• [PROBLEM REQUIREMENTS]: Gather every line in the records below that contains the word "tardes".

• [INPUT DATA]:

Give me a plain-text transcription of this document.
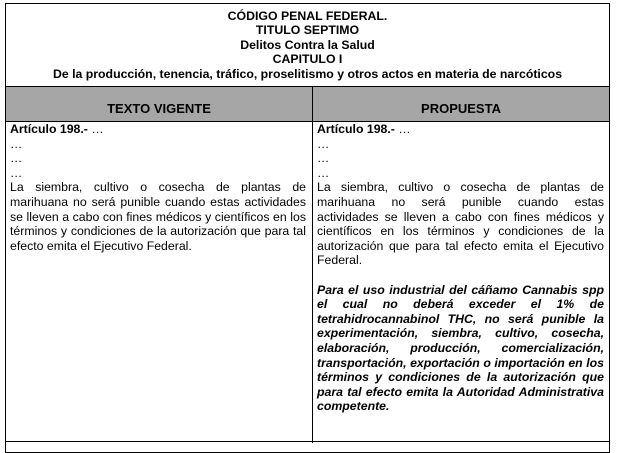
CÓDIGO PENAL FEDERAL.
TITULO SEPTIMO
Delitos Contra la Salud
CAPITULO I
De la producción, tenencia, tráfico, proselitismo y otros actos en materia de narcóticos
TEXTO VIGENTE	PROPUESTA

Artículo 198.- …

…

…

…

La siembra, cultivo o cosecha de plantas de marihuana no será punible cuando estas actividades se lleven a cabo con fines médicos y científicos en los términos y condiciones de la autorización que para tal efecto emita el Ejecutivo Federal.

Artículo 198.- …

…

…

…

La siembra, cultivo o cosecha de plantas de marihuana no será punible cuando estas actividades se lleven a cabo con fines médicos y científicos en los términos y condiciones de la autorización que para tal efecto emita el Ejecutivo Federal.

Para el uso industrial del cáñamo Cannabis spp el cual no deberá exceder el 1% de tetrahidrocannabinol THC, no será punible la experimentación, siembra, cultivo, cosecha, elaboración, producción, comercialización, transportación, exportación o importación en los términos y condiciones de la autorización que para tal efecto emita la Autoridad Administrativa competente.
--
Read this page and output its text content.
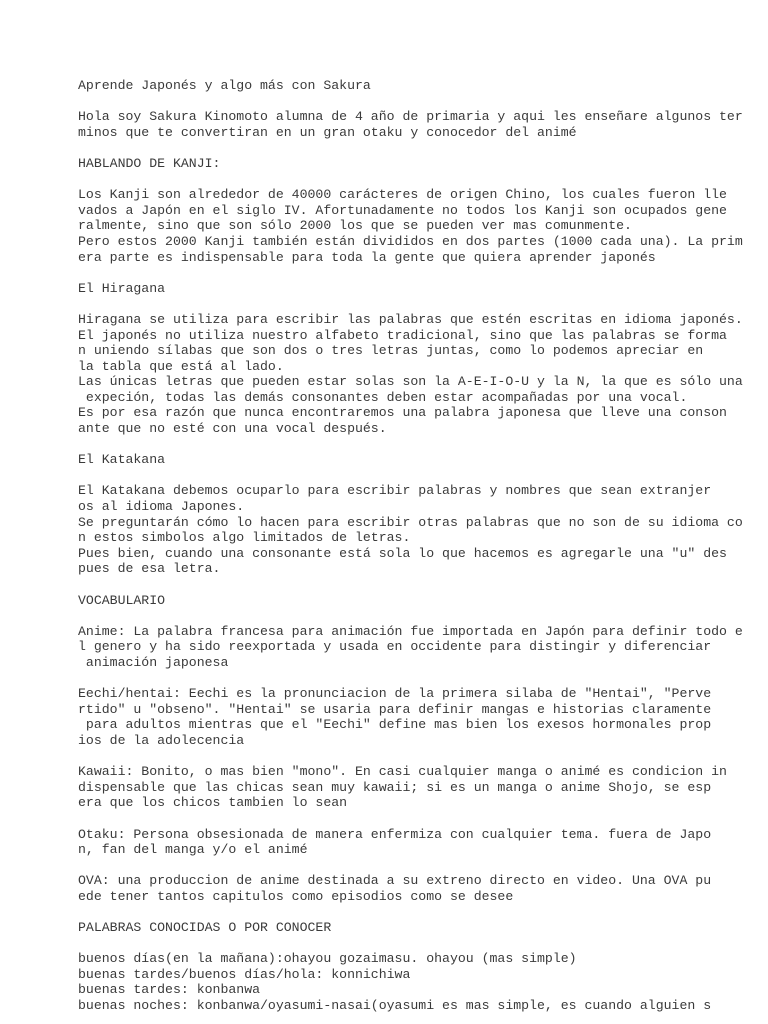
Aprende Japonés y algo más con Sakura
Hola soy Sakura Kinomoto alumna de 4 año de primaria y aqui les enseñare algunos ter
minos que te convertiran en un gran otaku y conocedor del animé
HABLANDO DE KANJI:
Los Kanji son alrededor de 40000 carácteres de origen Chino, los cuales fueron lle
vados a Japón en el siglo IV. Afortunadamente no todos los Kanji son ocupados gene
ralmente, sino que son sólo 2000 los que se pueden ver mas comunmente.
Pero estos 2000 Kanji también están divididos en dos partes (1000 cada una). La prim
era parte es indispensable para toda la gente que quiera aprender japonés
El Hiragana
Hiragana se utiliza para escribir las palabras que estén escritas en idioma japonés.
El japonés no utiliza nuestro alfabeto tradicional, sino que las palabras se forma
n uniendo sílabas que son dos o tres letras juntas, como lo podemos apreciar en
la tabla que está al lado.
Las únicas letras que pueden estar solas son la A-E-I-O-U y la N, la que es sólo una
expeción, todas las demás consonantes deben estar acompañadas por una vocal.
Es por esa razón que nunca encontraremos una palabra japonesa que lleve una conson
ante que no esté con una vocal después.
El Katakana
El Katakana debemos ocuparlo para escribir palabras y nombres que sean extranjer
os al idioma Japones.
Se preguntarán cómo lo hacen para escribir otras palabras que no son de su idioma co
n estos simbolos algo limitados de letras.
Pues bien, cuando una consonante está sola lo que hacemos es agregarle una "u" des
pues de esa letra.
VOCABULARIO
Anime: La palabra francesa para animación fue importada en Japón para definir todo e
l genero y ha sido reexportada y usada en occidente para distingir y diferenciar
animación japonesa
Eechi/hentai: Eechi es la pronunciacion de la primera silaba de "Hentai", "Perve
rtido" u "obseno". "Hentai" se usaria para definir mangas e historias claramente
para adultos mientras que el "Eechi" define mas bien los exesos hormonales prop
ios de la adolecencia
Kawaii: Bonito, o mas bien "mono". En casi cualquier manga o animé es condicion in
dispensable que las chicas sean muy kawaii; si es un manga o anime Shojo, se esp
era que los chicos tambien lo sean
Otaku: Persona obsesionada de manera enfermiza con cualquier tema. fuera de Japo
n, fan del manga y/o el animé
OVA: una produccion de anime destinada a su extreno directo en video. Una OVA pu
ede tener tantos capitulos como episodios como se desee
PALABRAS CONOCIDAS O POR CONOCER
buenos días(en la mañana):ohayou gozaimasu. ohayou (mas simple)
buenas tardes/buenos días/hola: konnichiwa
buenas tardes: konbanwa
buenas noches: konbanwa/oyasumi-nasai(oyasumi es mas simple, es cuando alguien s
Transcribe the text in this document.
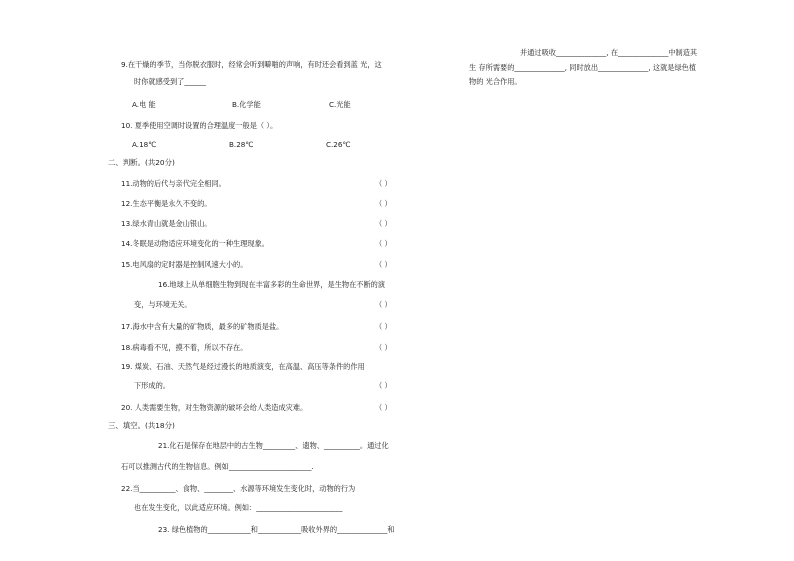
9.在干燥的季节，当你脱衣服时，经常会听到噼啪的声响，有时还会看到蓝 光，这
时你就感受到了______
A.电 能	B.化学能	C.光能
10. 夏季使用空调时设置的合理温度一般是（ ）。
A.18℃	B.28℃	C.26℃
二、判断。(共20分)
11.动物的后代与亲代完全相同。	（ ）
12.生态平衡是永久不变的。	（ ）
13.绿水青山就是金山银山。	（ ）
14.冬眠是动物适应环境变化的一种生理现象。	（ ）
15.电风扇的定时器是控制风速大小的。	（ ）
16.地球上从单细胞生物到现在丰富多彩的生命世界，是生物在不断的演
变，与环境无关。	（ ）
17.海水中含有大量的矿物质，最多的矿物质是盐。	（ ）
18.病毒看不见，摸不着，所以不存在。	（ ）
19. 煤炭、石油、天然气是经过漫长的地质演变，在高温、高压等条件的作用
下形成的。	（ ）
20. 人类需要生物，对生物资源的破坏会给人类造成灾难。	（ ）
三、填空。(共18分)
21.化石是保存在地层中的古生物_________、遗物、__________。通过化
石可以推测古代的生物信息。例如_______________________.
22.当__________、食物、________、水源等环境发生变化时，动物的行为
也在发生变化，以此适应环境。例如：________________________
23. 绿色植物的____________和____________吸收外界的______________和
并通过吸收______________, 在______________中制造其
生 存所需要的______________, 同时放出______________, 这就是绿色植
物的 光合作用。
* * *
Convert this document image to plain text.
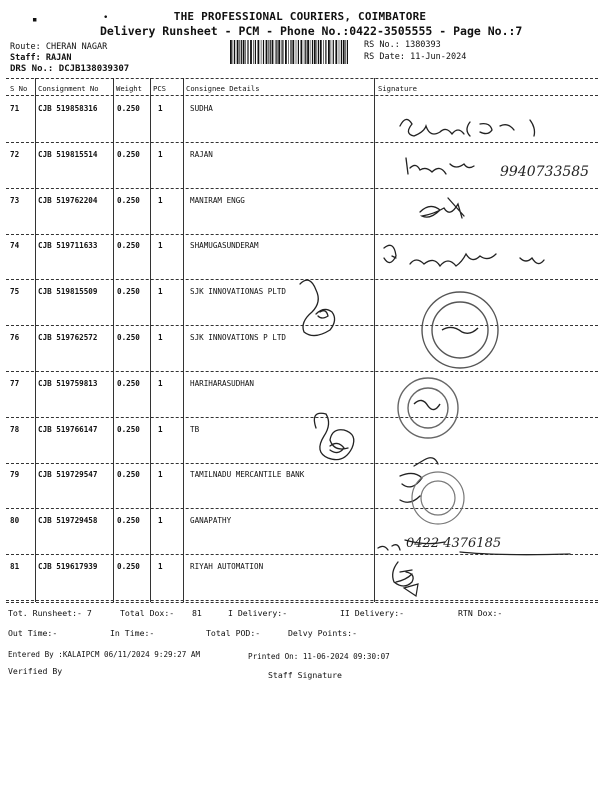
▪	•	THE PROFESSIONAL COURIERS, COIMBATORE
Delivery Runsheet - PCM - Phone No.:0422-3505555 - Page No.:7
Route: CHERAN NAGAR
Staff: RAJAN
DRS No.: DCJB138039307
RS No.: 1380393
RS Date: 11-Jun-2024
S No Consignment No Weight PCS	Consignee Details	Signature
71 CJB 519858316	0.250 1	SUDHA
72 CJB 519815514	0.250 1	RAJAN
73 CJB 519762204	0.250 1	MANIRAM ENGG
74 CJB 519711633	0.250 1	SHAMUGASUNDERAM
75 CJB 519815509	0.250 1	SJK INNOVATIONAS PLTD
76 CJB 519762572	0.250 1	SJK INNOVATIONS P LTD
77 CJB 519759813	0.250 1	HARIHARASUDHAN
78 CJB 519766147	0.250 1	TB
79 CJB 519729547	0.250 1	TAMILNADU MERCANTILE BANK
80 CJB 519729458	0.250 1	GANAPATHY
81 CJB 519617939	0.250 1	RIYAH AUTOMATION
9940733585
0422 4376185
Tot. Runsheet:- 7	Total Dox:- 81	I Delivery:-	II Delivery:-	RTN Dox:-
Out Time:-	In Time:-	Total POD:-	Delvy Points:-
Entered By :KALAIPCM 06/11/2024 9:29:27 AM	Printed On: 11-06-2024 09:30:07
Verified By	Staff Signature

• [OUTPUT OF THE TASK]:
buenas tardes/buenos días/hola: konnichiwa
buenas tardes: konbanwa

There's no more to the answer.